> **待解决问题**
逐字输出下方列表中的每一行，不作任何改动。

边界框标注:
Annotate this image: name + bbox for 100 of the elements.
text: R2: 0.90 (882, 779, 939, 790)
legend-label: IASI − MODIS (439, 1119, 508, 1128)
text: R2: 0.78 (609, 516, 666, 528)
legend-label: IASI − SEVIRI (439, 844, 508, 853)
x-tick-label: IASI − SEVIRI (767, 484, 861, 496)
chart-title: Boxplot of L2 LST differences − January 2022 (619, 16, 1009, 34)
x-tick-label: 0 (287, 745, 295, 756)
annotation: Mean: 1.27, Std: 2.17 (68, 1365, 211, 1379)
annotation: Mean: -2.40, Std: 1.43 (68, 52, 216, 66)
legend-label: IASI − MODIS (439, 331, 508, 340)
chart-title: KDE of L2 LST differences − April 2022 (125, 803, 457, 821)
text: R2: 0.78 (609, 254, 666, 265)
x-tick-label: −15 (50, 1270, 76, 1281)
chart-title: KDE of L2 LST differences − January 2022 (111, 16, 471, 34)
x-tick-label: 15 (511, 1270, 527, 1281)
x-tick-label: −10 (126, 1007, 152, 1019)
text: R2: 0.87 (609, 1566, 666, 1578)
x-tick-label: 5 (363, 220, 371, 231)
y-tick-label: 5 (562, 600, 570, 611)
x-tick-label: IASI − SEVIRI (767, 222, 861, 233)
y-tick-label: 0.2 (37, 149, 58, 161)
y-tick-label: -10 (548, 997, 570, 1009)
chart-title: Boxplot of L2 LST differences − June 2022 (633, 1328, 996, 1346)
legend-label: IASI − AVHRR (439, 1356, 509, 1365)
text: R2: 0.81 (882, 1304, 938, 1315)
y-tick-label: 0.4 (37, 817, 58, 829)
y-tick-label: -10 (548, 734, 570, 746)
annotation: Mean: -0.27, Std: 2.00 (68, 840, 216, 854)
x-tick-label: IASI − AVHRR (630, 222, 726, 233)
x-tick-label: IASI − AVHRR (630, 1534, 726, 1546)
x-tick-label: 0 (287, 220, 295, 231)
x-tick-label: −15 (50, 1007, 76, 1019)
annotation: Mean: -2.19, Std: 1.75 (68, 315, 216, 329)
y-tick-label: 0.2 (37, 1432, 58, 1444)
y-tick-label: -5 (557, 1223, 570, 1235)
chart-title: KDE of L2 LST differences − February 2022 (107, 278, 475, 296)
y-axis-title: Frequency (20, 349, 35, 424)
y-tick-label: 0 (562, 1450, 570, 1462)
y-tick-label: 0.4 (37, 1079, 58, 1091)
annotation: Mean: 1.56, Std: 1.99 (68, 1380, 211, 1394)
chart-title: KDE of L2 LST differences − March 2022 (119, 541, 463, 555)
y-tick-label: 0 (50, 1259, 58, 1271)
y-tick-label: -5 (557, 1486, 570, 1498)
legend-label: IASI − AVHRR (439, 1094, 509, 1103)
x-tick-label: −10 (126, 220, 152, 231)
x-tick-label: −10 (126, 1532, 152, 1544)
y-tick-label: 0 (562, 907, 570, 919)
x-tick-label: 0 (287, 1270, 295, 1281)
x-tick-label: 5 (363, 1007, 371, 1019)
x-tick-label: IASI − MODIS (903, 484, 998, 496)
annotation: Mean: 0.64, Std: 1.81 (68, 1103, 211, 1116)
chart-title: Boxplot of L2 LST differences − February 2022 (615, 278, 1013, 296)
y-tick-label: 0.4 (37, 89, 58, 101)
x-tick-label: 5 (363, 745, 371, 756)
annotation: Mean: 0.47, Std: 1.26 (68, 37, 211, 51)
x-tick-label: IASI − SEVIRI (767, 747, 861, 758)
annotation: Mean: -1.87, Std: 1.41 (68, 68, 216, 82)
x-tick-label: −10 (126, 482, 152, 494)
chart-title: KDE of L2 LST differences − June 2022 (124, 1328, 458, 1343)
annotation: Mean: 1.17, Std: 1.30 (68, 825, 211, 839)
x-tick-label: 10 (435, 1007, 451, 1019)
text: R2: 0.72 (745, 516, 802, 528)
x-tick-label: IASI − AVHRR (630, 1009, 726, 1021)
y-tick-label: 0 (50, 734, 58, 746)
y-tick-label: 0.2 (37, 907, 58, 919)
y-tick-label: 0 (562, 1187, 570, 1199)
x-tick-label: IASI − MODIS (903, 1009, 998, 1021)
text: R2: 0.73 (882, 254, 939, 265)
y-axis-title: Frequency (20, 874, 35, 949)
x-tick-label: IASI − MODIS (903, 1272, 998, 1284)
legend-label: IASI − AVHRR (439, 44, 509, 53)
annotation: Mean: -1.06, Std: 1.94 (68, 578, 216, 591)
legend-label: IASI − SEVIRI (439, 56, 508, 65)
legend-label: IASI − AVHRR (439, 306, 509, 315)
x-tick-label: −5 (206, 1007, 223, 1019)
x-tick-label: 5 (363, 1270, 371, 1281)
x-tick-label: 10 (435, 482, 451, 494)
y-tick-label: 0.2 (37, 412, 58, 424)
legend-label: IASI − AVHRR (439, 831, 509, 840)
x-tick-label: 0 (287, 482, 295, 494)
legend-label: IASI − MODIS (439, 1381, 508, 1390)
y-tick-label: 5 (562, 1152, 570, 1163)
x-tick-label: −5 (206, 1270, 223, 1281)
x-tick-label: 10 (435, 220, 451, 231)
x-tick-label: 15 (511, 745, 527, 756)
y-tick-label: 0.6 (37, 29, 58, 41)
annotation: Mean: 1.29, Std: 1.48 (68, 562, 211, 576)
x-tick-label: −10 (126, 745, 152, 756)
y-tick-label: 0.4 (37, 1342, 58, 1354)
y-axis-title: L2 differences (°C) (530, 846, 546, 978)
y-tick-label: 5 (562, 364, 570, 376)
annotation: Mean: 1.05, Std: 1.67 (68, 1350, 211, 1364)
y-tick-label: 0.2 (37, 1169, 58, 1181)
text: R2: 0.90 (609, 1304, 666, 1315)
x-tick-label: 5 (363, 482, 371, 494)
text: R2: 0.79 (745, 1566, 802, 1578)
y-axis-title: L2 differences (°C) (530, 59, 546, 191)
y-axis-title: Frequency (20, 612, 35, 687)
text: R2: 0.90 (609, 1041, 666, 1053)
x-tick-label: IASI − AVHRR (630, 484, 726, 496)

> **问题解答**
Annotate this image: name + bbox for 100 of the elements.
text: R2: 0.90 (882, 779, 939, 790)
legend-label: IASI − MODIS (439, 1119, 508, 1128)
text: R2: 0.78 (609, 516, 666, 528)
legend-label: IASI − SEVIRI (439, 844, 508, 853)
x-tick-label: IASI − SEVIRI (767, 484, 861, 496)
chart-title: Boxplot of L2 LST differences − January 2022 (619, 16, 1009, 34)
x-tick-label: 0 (287, 745, 295, 756)
annotation: Mean: 1.27, Std: 2.17 (68, 1365, 211, 1379)
annotation: Mean: -2.40, Std: 1.43 (68, 52, 216, 66)
legend-label: IASI − MODIS (439, 331, 508, 340)
chart-title: KDE of L2 LST differences − April 2022 (125, 803, 457, 821)
text: R2: 0.78 (609, 254, 666, 265)
x-tick-label: −15 (50, 1270, 76, 1281)
chart-title: KDE of L2 LST differences − January 2022 (111, 16, 471, 34)
x-tick-label: 15 (511, 1270, 527, 1281)
x-tick-label: −10 (126, 1007, 152, 1019)
text: R2: 0.87 (609, 1566, 666, 1578)
x-tick-label: 5 (363, 220, 371, 231)
y-tick-label: 5 (562, 600, 570, 611)
x-tick-label: IASI − SEVIRI (767, 222, 861, 233)
y-tick-label: 0.2 (37, 149, 58, 161)
y-tick-label: -10 (548, 997, 570, 1009)
chart-title: Boxplot of L2 LST differences − June 2022 (633, 1328, 996, 1346)
legend-label: IASI − AVHRR (439, 1356, 509, 1365)
text: R2: 0.81 (882, 1304, 938, 1315)
y-tick-label: 0.4 (37, 817, 58, 829)
y-tick-label: -10 (548, 734, 570, 746)
annotation: Mean: -0.27, Std: 2.00 (68, 840, 216, 854)
x-tick-label: IASI − AVHRR (630, 222, 726, 233)
x-tick-label: IASI − AVHRR (630, 1534, 726, 1546)
x-tick-label: 0 (287, 220, 295, 231)
x-tick-label: −15 (50, 1007, 76, 1019)
annotation: Mean: -2.19, Std: 1.75 (68, 315, 216, 329)
y-tick-label: 0.2 (37, 1432, 58, 1444)
y-tick-label: -5 (557, 1223, 570, 1235)
chart-title: KDE of L2 LST differences − February 2022 (107, 278, 475, 296)
y-axis-title: Frequency (20, 349, 35, 424)
y-tick-label: 0 (562, 1450, 570, 1462)
y-tick-label: 0.4 (37, 1079, 58, 1091)
annotation: Mean: 1.56, Std: 1.99 (68, 1380, 211, 1394)
chart-title: KDE of L2 LST differences − March 2022 (119, 541, 463, 555)
y-tick-label: 0 (50, 1259, 58, 1271)
y-tick-label: -5 (557, 1486, 570, 1498)
legend-label: IASI − AVHRR (439, 1094, 509, 1103)
x-tick-label: −10 (126, 220, 152, 231)
x-tick-label: −10 (126, 1532, 152, 1544)
y-tick-label: 0 (562, 907, 570, 919)
x-tick-label: 0 (287, 1270, 295, 1281)
x-tick-label: 5 (363, 1007, 371, 1019)
x-tick-label: IASI − MODIS (903, 484, 998, 496)
annotation: Mean: 0.64, Std: 1.81 (68, 1103, 211, 1116)
chart-title: Boxplot of L2 LST differences − February 2022 (615, 278, 1013, 296)
y-tick-label: 0.4 (37, 89, 58, 101)
x-tick-label: 5 (363, 745, 371, 756)
annotation: Mean: 0.47, Std: 1.26 (68, 37, 211, 51)
x-tick-label: IASI − SEVIRI (767, 747, 861, 758)
annotation: Mean: -1.87, Std: 1.41 (68, 68, 216, 82)
x-tick-label: −10 (126, 482, 152, 494)
chart-title: KDE of L2 LST differences − June 2022 (124, 1328, 458, 1343)
annotation: Mean: 1.17, Std: 1.30 (68, 825, 211, 839)
x-tick-label: 10 (435, 1007, 451, 1019)
text: R2: 0.72 (745, 516, 802, 528)
x-tick-label: IASI − AVHRR (630, 1009, 726, 1021)
y-tick-label: 0 (50, 734, 58, 746)
y-tick-label: 0.2 (37, 907, 58, 919)
y-tick-label: 0 (562, 1187, 570, 1199)
x-tick-label: IASI − MODIS (903, 1009, 998, 1021)
text: R2: 0.73 (882, 254, 939, 265)
y-axis-title: Frequency (20, 874, 35, 949)
x-tick-label: IASI − MODIS (903, 1272, 998, 1284)
legend-label: IASI − AVHRR (439, 44, 509, 53)
annotation: Mean: -1.06, Std: 1.94 (68, 578, 216, 591)
legend-label: IASI − SEVIRI (439, 56, 508, 65)
legend-label: IASI − AVHRR (439, 306, 509, 315)
x-tick-label: −5 (206, 1007, 223, 1019)
x-tick-label: 5 (363, 1270, 371, 1281)
x-tick-label: 10 (435, 482, 451, 494)
y-tick-label: 0.2 (37, 412, 58, 424)
legend-label: IASI − AVHRR (439, 831, 509, 840)
x-tick-label: 0 (287, 482, 295, 494)
legend-label: IASI − MODIS (439, 1381, 508, 1390)
y-tick-label: 5 (562, 1152, 570, 1163)
x-tick-label: −5 (206, 1270, 223, 1281)
x-tick-label: 10 (435, 220, 451, 231)
x-tick-label: 15 (511, 745, 527, 756)
y-tick-label: 0.6 (37, 29, 58, 41)
annotation: Mean: 1.29, Std: 1.48 (68, 562, 211, 576)
x-tick-label: −10 (126, 745, 152, 756)
y-tick-label: 0.4 (37, 1342, 58, 1354)
y-axis-title: L2 differences (°C) (530, 846, 546, 978)
y-tick-label: 5 (562, 364, 570, 376)
annotation: Mean: 1.05, Std: 1.67 (68, 1350, 211, 1364)
y-tick-label: 0.2 (37, 1169, 58, 1181)
text: R2: 0.90 (609, 1304, 666, 1315)
x-tick-label: 5 (363, 482, 371, 494)
text: R2: 0.79 (745, 1566, 802, 1578)
y-axis-title: L2 differences (°C) (530, 59, 546, 191)
y-axis-title: Frequency (20, 612, 35, 687)
text: R2: 0.90 (609, 1041, 666, 1053)
x-tick-label: IASI − AVHRR (630, 484, 726, 496)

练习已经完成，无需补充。